Return each line of the listing that contains the string "Traffic".

### MATERIAL TO PROCESS
----

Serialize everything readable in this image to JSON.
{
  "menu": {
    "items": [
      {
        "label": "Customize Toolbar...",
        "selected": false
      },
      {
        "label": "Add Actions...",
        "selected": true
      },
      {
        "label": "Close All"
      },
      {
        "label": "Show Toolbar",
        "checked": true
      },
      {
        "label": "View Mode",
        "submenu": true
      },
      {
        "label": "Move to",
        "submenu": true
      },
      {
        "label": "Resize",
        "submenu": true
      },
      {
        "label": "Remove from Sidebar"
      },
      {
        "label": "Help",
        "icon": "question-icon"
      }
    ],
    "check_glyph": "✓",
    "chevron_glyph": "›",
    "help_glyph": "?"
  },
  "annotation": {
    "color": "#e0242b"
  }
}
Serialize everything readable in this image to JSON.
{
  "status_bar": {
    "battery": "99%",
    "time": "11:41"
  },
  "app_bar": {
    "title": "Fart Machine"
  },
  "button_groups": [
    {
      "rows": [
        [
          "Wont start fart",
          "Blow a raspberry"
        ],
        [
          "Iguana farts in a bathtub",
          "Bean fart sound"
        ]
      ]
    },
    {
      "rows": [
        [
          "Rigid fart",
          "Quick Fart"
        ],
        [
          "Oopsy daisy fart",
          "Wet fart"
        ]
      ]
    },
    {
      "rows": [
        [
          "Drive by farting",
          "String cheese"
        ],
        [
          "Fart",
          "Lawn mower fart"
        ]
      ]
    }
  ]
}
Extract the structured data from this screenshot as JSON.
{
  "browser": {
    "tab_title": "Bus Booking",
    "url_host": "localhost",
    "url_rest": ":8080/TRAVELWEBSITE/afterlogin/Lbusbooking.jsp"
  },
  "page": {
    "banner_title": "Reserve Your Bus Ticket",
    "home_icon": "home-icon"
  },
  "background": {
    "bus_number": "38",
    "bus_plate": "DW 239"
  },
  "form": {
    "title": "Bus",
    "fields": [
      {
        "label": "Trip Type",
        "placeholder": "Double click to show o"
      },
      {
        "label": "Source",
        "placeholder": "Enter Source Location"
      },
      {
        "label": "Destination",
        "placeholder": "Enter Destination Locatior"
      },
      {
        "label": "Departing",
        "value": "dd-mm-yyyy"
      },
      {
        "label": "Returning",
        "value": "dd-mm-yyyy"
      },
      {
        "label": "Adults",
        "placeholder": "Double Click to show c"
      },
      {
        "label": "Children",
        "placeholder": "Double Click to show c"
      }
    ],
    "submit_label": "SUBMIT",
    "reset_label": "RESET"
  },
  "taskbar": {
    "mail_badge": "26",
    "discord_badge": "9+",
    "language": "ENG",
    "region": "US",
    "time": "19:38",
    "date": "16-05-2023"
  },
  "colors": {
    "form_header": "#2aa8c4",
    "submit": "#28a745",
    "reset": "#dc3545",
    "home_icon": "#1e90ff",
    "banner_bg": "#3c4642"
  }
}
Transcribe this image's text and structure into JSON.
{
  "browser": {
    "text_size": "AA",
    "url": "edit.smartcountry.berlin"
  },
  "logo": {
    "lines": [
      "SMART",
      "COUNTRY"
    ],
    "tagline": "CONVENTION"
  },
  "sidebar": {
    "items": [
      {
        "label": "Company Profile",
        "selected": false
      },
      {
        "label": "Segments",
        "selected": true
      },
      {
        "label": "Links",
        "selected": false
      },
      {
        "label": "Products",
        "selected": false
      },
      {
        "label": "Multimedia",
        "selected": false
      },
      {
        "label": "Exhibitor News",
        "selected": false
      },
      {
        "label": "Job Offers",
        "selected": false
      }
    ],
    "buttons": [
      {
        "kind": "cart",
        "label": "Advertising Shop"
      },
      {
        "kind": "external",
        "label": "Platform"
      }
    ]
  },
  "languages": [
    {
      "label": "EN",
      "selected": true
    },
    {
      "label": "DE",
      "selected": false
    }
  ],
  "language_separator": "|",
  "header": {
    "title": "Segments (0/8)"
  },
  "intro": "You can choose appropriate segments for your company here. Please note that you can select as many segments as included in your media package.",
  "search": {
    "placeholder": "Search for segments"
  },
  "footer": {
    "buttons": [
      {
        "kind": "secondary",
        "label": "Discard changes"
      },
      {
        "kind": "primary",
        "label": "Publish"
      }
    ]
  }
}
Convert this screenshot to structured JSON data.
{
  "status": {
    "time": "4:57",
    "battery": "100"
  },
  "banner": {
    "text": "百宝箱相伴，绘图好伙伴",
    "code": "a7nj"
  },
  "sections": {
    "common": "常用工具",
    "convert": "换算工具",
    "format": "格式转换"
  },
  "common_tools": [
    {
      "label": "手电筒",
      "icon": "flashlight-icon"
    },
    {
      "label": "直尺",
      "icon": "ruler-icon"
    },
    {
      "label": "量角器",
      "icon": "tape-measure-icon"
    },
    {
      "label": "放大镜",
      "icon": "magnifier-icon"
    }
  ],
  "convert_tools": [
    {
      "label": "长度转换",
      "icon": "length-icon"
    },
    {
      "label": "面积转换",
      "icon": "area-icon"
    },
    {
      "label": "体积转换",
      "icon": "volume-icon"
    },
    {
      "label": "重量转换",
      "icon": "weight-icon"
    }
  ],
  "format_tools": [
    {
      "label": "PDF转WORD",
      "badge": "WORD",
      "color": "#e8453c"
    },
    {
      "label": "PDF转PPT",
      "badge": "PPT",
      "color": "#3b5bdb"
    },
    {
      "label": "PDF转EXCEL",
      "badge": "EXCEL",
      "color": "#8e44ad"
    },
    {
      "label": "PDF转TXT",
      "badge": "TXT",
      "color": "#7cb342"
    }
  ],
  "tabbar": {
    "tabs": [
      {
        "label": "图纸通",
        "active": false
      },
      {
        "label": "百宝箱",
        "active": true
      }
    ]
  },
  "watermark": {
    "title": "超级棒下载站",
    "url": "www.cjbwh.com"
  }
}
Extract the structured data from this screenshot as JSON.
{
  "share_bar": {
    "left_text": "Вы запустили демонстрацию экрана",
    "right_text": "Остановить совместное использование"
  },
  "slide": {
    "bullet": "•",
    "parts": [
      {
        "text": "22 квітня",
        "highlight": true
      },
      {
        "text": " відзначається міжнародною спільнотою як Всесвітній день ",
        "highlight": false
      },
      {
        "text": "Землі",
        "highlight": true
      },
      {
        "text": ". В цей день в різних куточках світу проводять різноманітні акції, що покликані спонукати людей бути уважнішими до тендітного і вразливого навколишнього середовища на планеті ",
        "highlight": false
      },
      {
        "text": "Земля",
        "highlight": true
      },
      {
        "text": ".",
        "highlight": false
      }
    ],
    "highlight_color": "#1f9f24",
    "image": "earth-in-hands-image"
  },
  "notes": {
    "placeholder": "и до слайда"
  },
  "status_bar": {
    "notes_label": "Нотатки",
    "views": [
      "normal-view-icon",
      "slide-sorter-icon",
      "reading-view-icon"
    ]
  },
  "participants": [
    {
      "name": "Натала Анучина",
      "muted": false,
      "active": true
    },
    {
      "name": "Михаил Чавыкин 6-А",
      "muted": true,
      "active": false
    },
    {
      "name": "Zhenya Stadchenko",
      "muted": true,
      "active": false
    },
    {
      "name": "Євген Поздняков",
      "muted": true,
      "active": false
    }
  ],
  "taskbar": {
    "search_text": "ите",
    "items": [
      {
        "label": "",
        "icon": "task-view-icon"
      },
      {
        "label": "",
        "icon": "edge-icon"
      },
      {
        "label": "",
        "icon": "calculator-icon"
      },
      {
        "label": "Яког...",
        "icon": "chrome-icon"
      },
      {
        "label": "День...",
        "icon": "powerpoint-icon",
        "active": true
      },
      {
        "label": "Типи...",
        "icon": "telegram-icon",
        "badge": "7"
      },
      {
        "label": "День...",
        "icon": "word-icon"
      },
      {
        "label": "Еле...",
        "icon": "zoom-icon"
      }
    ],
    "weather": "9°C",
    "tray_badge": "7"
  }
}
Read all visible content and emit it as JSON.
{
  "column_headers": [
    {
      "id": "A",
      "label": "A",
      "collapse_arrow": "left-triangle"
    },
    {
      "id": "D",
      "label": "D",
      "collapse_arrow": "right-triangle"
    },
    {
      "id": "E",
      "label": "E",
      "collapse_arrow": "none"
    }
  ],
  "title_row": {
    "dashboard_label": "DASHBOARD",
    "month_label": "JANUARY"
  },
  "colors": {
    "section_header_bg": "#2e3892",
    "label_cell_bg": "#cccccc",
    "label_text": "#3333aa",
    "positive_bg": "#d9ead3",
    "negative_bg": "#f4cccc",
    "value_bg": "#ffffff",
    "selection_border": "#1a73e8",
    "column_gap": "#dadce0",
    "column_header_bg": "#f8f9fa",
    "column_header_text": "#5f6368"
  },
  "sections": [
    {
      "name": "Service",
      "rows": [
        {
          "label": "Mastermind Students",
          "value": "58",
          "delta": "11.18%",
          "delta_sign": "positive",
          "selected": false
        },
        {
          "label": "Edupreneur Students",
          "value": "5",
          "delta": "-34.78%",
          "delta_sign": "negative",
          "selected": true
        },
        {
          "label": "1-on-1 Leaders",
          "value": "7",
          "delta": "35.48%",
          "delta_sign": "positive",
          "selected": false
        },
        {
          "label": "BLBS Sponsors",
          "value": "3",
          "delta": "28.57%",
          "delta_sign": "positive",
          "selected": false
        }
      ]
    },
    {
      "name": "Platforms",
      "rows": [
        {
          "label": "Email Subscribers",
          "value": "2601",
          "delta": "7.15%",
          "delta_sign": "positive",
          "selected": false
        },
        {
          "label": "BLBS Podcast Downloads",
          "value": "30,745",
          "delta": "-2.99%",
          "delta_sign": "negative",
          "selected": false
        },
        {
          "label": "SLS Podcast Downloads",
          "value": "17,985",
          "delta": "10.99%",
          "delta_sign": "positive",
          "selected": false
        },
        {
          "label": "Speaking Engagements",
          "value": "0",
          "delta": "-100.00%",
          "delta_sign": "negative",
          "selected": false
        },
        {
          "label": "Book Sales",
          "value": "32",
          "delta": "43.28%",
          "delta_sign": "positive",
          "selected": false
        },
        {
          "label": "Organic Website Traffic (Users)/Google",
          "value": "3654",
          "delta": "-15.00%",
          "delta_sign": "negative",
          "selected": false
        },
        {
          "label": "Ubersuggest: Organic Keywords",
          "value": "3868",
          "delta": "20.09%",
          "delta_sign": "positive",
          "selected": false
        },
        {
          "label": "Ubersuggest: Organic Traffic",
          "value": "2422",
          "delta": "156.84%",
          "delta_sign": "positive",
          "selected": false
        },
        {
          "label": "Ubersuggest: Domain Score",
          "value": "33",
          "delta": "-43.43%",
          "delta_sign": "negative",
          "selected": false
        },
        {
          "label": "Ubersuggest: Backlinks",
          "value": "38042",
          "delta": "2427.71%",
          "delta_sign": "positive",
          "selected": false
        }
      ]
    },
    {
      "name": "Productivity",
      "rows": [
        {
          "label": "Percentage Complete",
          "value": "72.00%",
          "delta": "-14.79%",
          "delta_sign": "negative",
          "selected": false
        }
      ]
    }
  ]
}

----

### TASK ANSWER
          "label": "Organic Website Traffic (Users)/Google",
          "label": "Ubersuggest: Organic Traffic",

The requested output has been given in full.